**Job**:
Find how many lines of the listing below include the word "POUNDS", then report the number by itself.

## Start Given data

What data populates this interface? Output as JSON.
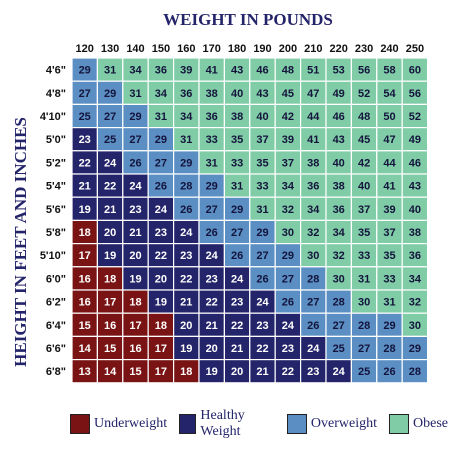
{
  "chart_data": {
    "type": "heatmap",
    "title": "WEIGHT IN POUNDS",
    "xlabel": "WEIGHT IN POUNDS",
    "ylabel": "HEIGHT IN FEET AND INCHES",
    "x_categories": [
      "120",
      "130",
      "140",
      "150",
      "160",
      "170",
      "180",
      "190",
      "200",
      "210",
      "220",
      "230",
      "240",
      "250"
    ],
    "y_categories": [
      "4'6\"",
      "4'8\"",
      "4'10\"",
      "5'0\"",
      "5'2\"",
      "5'4\"",
      "5'6\"",
      "5'8\"",
      "5'10\"",
      "6'0\"",
      "6'2\"",
      "6'4\"",
      "6'6\"",
      "6'8\""
    ],
    "values": [
      [
        29,
        31,
        34,
        36,
        39,
        41,
        43,
        46,
        48,
        51,
        53,
        56,
        58,
        60
      ],
      [
        27,
        29,
        31,
        34,
        36,
        38,
        40,
        43,
        45,
        47,
        49,
        52,
        54,
        56
      ],
      [
        25,
        27,
        29,
        31,
        34,
        36,
        38,
        40,
        42,
        44,
        46,
        48,
        50,
        52
      ],
      [
        23,
        25,
        27,
        29,
        31,
        33,
        35,
        37,
        39,
        41,
        43,
        45,
        47,
        49
      ],
      [
        22,
        24,
        26,
        27,
        29,
        31,
        33,
        35,
        37,
        38,
        40,
        42,
        44,
        46
      ],
      [
        21,
        22,
        24,
        26,
        28,
        29,
        31,
        33,
        34,
        36,
        38,
        40,
        41,
        43
      ],
      [
        19,
        21,
        23,
        24,
        26,
        27,
        29,
        31,
        32,
        34,
        36,
        37,
        39,
        40
      ],
      [
        18,
        20,
        21,
        23,
        24,
        26,
        27,
        29,
        30,
        32,
        34,
        35,
        37,
        38
      ],
      [
        17,
        19,
        20,
        22,
        23,
        24,
        26,
        27,
        29,
        30,
        32,
        33,
        35,
        36
      ],
      [
        16,
        18,
        19,
        20,
        22,
        23,
        24,
        26,
        27,
        28,
        30,
        31,
        33,
        34
      ],
      [
        16,
        17,
        18,
        19,
        21,
        22,
        23,
        24,
        26,
        27,
        28,
        30,
        31,
        32
      ],
      [
        15,
        16,
        17,
        18,
        20,
        21,
        22,
        23,
        24,
        26,
        27,
        28,
        29,
        30
      ],
      [
        14,
        15,
        16,
        17,
        19,
        20,
        21,
        22,
        23,
        24,
        25,
        27,
        28,
        29
      ],
      [
        13,
        14,
        15,
        17,
        18,
        19,
        20,
        21,
        22,
        23,
        24,
        25,
        26,
        28
      ]
    ],
    "categories": [
      {
        "label": "Underweight",
        "color": "#7a1414",
        "range": [
          0,
          18
        ]
      },
      {
        "label": "Healthy Weight",
        "color": "#24246a",
        "range": [
          19,
          24
        ]
      },
      {
        "label": "Overweight",
        "color": "#5b8fc4",
        "range": [
          25,
          29
        ]
      },
      {
        "label": "Obese",
        "color": "#7fcca6",
        "range": [
          30,
          99
        ]
      }
    ],
    "text_colors": {
      "dark_bg": "#ffffff",
      "light_bg": "#14143c"
    },
    "grid_color": "#ffffff",
    "legend_position": "bottom"
  }
}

## End Given data

**Task output**:
2